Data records
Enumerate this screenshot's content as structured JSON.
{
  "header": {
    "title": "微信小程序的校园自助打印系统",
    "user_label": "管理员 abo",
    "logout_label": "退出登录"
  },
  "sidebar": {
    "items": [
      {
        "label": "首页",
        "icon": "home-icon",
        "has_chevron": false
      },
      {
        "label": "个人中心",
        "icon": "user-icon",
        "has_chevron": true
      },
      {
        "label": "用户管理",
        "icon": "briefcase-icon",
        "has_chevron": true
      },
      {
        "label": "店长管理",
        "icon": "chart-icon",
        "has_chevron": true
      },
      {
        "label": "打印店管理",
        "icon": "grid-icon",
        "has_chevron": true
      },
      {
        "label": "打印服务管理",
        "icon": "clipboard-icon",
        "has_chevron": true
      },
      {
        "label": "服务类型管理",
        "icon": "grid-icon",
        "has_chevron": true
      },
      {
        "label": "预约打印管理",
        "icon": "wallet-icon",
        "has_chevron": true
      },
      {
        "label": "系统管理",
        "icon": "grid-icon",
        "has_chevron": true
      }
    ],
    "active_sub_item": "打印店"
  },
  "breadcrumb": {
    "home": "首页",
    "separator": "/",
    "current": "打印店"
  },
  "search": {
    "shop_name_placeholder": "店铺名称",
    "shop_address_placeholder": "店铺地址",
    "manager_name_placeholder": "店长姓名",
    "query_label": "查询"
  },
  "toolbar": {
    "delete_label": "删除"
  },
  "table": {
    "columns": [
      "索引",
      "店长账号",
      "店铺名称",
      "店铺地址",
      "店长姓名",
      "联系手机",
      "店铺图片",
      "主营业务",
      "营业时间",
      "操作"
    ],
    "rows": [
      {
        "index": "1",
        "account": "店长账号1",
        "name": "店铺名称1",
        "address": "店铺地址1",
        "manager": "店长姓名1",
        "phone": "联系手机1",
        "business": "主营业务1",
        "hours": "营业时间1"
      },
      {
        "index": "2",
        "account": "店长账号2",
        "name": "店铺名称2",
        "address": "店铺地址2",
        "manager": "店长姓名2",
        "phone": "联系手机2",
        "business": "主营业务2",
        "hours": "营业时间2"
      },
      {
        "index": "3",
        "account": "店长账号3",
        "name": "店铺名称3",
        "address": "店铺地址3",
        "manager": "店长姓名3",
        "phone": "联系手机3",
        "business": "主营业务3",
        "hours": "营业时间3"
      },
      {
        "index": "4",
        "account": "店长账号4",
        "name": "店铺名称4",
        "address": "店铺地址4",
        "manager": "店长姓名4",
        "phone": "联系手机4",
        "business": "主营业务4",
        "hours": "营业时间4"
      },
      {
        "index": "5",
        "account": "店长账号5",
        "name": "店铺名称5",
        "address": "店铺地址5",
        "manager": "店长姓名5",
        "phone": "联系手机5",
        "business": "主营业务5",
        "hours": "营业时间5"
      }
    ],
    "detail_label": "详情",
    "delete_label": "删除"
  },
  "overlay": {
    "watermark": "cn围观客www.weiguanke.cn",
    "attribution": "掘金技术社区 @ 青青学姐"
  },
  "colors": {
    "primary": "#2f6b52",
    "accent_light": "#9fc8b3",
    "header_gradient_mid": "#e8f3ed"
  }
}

TASK GOAL
Write the data back out verbatim.

WORKED ANSWER
Enumerate this screenshot's content as structured JSON.
{
  "header": {
    "title": "微信小程序的校园自助打印系统",
    "user_label": "管理员 abo",
    "logout_label": "退出登录"
  },
  "sidebar": {
    "items": [
      {
        "label": "首页",
        "icon": "home-icon",
        "has_chevron": false
      },
      {
        "label": "个人中心",
        "icon": "user-icon",
        "has_chevron": true
      },
      {
        "label": "用户管理",
        "icon": "briefcase-icon",
        "has_chevron": true
      },
      {
        "label": "店长管理",
        "icon": "chart-icon",
        "has_chevron": true
      },
      {
        "label": "打印店管理",
        "icon": "grid-icon",
        "has_chevron": true
      },
      {
        "label": "打印服务管理",
        "icon": "clipboard-icon",
        "has_chevron": true
      },
      {
        "label": "服务类型管理",
        "icon": "grid-icon",
        "has_chevron": true
      },
      {
        "label": "预约打印管理",
        "icon": "wallet-icon",
        "has_chevron": true
      },
      {
        "label": "系统管理",
        "icon": "grid-icon",
        "has_chevron": true
      }
    ],
    "active_sub_item": "打印店"
  },
  "breadcrumb": {
    "home": "首页",
    "separator": "/",
    "current": "打印店"
  },
  "search": {
    "shop_name_placeholder": "店铺名称",
    "shop_address_placeholder": "店铺地址",
    "manager_name_placeholder": "店长姓名",
    "query_label": "查询"
  },
  "toolbar": {
    "delete_label": "删除"
  },
  "table": {
    "columns": [
      "索引",
      "店长账号",
      "店铺名称",
      "店铺地址",
      "店长姓名",
      "联系手机",
      "店铺图片",
      "主营业务",
      "营业时间",
      "操作"
    ],
    "rows": [
      {
        "index": "1",
        "account": "店长账号1",
        "name": "店铺名称1",
        "address": "店铺地址1",
        "manager": "店长姓名1",
        "phone": "联系手机1",
        "business": "主营业务1",
        "hours": "营业时间1"
      },
      {
        "index": "2",
        "account": "店长账号2",
        "name": "店铺名称2",
        "address": "店铺地址2",
        "manager": "店长姓名2",
        "phone": "联系手机2",
        "business": "主营业务2",
        "hours": "营业时间2"
      },
      {
        "index": "3",
        "account": "店长账号3",
        "name": "店铺名称3",
        "address": "店铺地址3",
        "manager": "店长姓名3",
        "phone": "联系手机3",
        "business": "主营业务3",
        "hours": "营业时间3"
      },
      {
        "index": "4",
        "account": "店长账号4",
        "name": "店铺名称4",
        "address": "店铺地址4",
        "manager": "店长姓名4",
        "phone": "联系手机4",
        "business": "主营业务4",
        "hours": "营业时间4"
      },
      {
        "index": "5",
        "account": "店长账号5",
        "name": "店铺名称5",
        "address": "店铺地址5",
        "manager": "店长姓名5",
        "phone": "联系手机5",
        "business": "主营业务5",
        "hours": "营业时间5"
      }
    ],
    "detail_label": "详情",
    "delete_label": "删除"
  },
  "overlay": {
    "watermark": "cn围观客www.weiguanke.cn",
    "attribution": "掘金技术社区 @ 青青学姐"
  },
  "colors": {
    "primary": "#2f6b52",
    "accent_light": "#9fc8b3",
    "header_gradient_mid": "#e8f3ed"
  }
}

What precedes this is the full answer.